Items from a data source:
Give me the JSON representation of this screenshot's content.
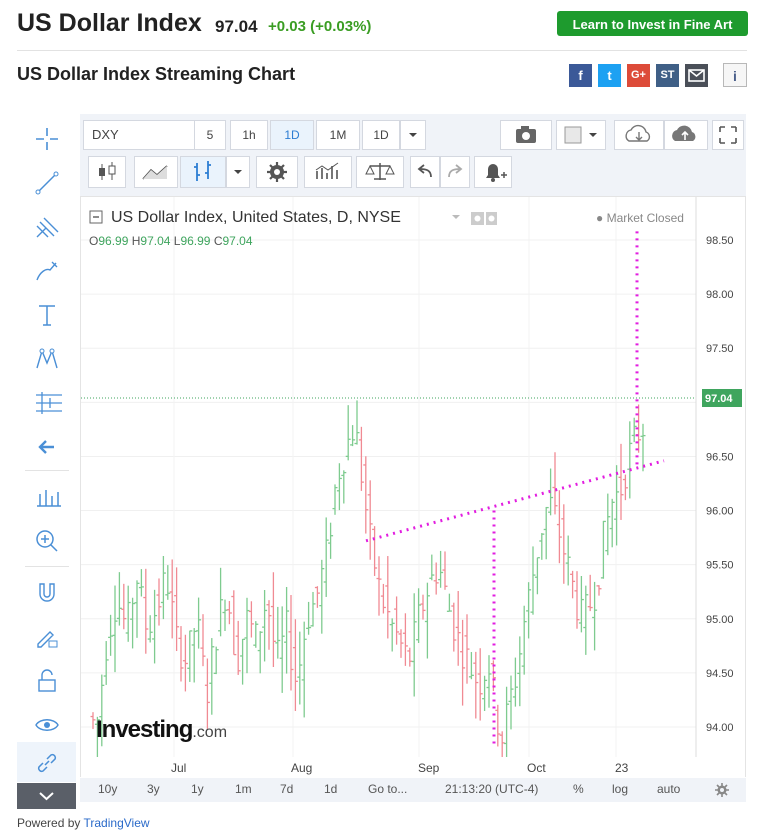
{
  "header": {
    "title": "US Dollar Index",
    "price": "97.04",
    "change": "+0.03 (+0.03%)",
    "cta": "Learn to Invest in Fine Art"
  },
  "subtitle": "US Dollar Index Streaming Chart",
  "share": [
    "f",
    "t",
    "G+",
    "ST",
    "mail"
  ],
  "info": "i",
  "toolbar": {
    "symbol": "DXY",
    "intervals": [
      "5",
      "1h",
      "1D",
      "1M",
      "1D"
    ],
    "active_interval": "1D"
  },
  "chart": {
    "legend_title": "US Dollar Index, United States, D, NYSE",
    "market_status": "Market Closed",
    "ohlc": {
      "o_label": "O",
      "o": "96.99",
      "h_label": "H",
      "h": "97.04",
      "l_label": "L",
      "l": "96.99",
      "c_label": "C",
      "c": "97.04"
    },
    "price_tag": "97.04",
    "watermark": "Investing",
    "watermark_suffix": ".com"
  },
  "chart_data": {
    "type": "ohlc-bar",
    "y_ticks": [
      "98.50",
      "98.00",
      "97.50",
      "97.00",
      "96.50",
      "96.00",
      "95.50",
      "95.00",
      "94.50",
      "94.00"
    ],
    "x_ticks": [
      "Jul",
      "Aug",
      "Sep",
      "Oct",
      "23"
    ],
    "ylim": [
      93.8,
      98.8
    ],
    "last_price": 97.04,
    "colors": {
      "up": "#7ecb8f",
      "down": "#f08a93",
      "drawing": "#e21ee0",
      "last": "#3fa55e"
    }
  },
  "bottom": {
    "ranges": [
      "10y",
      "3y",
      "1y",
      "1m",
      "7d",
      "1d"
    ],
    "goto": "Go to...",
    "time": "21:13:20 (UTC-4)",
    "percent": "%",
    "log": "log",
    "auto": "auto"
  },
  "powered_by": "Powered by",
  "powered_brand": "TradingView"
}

-- WHAT YOU ARE ASKED TO DO --
Copy out every line of the material above exactly, skipping the pictures.

-- OUTPUT FOR THIS TASK --
Give me the JSON representation of this screenshot's content.
{
  "header": {
    "title": "US Dollar Index",
    "price": "97.04",
    "change": "+0.03 (+0.03%)",
    "cta": "Learn to Invest in Fine Art"
  },
  "subtitle": "US Dollar Index Streaming Chart",
  "share": [
    "f",
    "t",
    "G+",
    "ST",
    "mail"
  ],
  "info": "i",
  "toolbar": {
    "symbol": "DXY",
    "intervals": [
      "5",
      "1h",
      "1D",
      "1M",
      "1D"
    ],
    "active_interval": "1D"
  },
  "chart": {
    "legend_title": "US Dollar Index, United States, D, NYSE",
    "market_status": "Market Closed",
    "ohlc": {
      "o_label": "O",
      "o": "96.99",
      "h_label": "H",
      "h": "97.04",
      "l_label": "L",
      "l": "96.99",
      "c_label": "C",
      "c": "97.04"
    },
    "price_tag": "97.04",
    "watermark": "Investing",
    "watermark_suffix": ".com"
  },
  "chart_data": {
    "type": "ohlc-bar",
    "y_ticks": [
      "98.50",
      "98.00",
      "97.50",
      "97.00",
      "96.50",
      "96.00",
      "95.50",
      "95.00",
      "94.50",
      "94.00"
    ],
    "x_ticks": [
      "Jul",
      "Aug",
      "Sep",
      "Oct",
      "23"
    ],
    "ylim": [
      93.8,
      98.8
    ],
    "last_price": 97.04,
    "colors": {
      "up": "#7ecb8f",
      "down": "#f08a93",
      "drawing": "#e21ee0",
      "last": "#3fa55e"
    }
  },
  "bottom": {
    "ranges": [
      "10y",
      "3y",
      "1y",
      "1m",
      "7d",
      "1d"
    ],
    "goto": "Go to...",
    "time": "21:13:20 (UTC-4)",
    "percent": "%",
    "log": "log",
    "auto": "auto"
  },
  "powered_by": "Powered by",
  "powered_brand": "TradingView"
}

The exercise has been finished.